_WHAT THIS TASK INVOLVES_
Every line with the string "path" should be gathered.

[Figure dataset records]

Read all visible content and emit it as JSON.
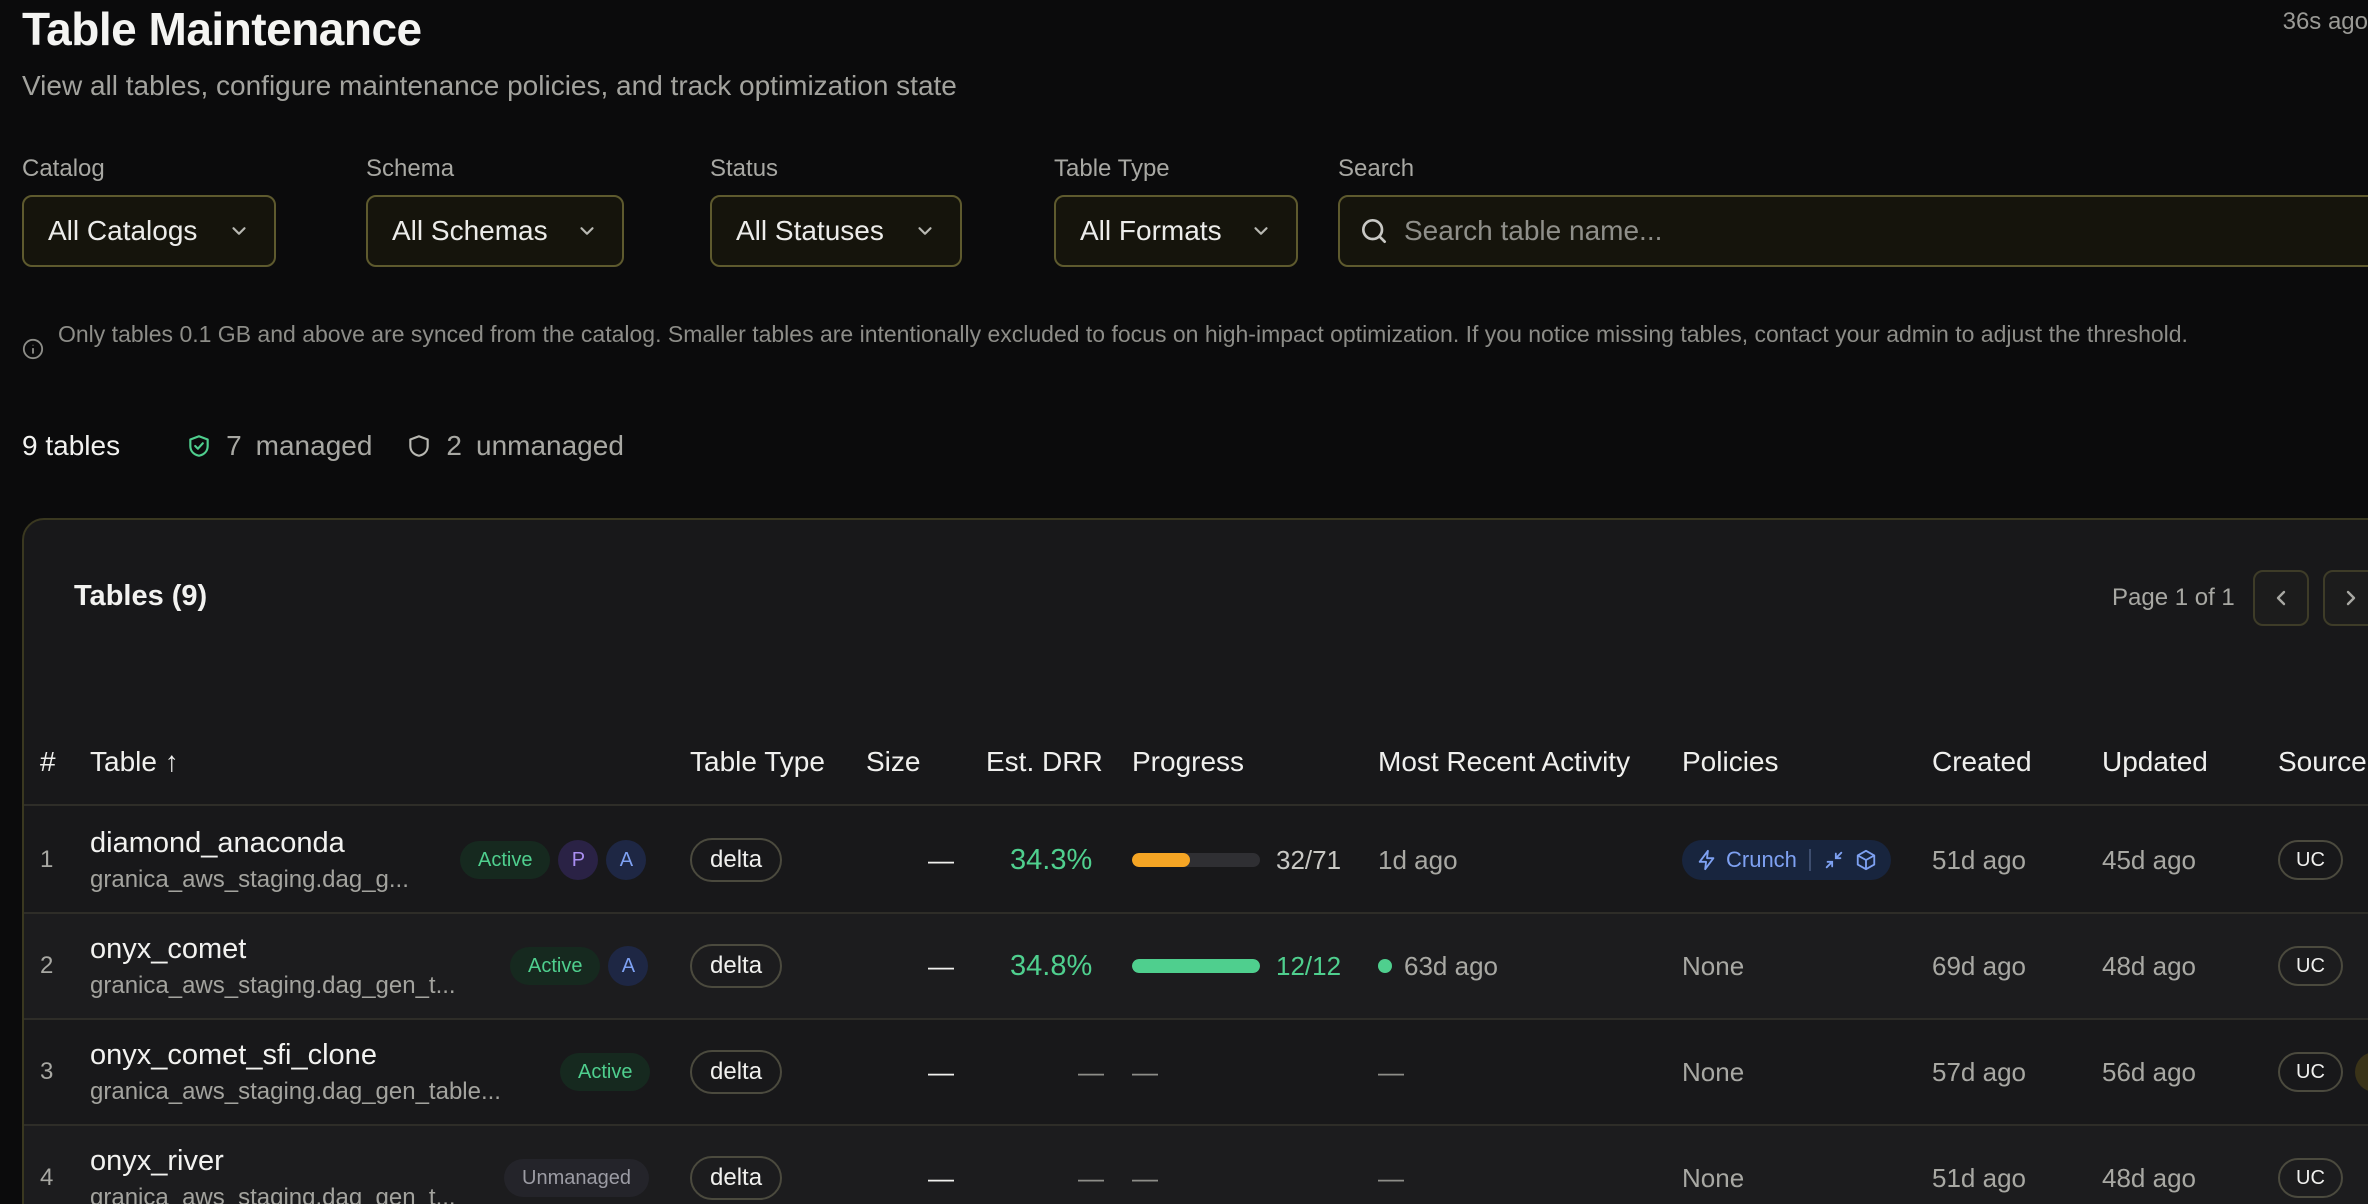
{
  "header": {
    "title": "Table Maintenance",
    "subtitle": "View all tables, configure maintenance policies, and track optimization state",
    "refreshed": "36s ago"
  },
  "filters": {
    "catalog": {
      "label": "Catalog",
      "value": "All Catalogs"
    },
    "schema": {
      "label": "Schema",
      "value": "All Schemas"
    },
    "status": {
      "label": "Status",
      "value": "All Statuses"
    },
    "table_type": {
      "label": "Table Type",
      "value": "All Formats"
    },
    "search": {
      "label": "Search",
      "placeholder": "Search table name..."
    }
  },
  "notice": "Only tables 0.1 GB and above are synced from the catalog. Smaller tables are intentionally excluded to focus on high-impact optimization. If you notice missing tables, contact your admin to adjust the threshold.",
  "summary": {
    "count": "9 tables",
    "managed_count": "7",
    "managed_label": "managed",
    "unmanaged_count": "2",
    "unmanaged_label": "unmanaged"
  },
  "table": {
    "title": "Tables (9)",
    "page": "Page 1 of 1",
    "columns": {
      "num": "#",
      "table": "Table ↑",
      "type": "Table Type",
      "size": "Size",
      "drr": "Est. DRR",
      "progress": "Progress",
      "activity": "Most Recent Activity",
      "policies": "Policies",
      "created": "Created",
      "updated": "Updated",
      "source": "Source"
    },
    "rows": [
      {
        "num": "1",
        "name": "diamond_anaconda",
        "path": "granica_aws_staging.dag_g...",
        "status": "Active",
        "p_badge": "P",
        "a_badge": "A",
        "type": "delta",
        "size": "—",
        "drr": "34.3%",
        "progress_text": "32/71",
        "progress_value": 0.45,
        "activity": "1d ago",
        "policy": "Crunch",
        "created": "51d ago",
        "updated": "45d ago",
        "source": "UC"
      },
      {
        "num": "2",
        "name": "onyx_comet",
        "path": "granica_aws_staging.dag_gen_t...",
        "status": "Active",
        "a_badge": "A",
        "type": "delta",
        "size": "—",
        "drr": "34.8%",
        "progress_text": "12/12",
        "progress_value": 1.0,
        "activity": "63d ago",
        "policy": "None",
        "created": "69d ago",
        "updated": "48d ago",
        "source": "UC"
      },
      {
        "num": "3",
        "name": "onyx_comet_sfi_clone",
        "path": "granica_aws_staging.dag_gen_table...",
        "status": "Active",
        "type": "delta",
        "size": "—",
        "drr": "—",
        "progress_text": "—",
        "activity": "—",
        "policy": "None",
        "created": "57d ago",
        "updated": "56d ago",
        "source": "UC"
      },
      {
        "num": "4",
        "name": "onyx_river",
        "path": "granica_aws_staging.dag_gen_t...",
        "status": "Unmanaged",
        "type": "delta",
        "size": "—",
        "drr": "—",
        "progress_text": "—",
        "activity": "—",
        "policy": "None",
        "created": "51d ago",
        "updated": "48d ago",
        "source": "UC"
      }
    ]
  },
  "colors": {
    "accent_green": "#4fcf8e",
    "progress_orange": "#f5a524",
    "border_olive": "#5e5a2e",
    "policy_blue": "#7ea1f2"
  }
}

_EXPECTED OUTPUT_
        "path": "granica_aws_staging.dag_g...",
        "path": "granica_aws_staging.dag_gen_t...",
        "path": "granica_aws_staging.dag_gen_table...",
        "path": "granica_aws_staging.dag_gen_t...",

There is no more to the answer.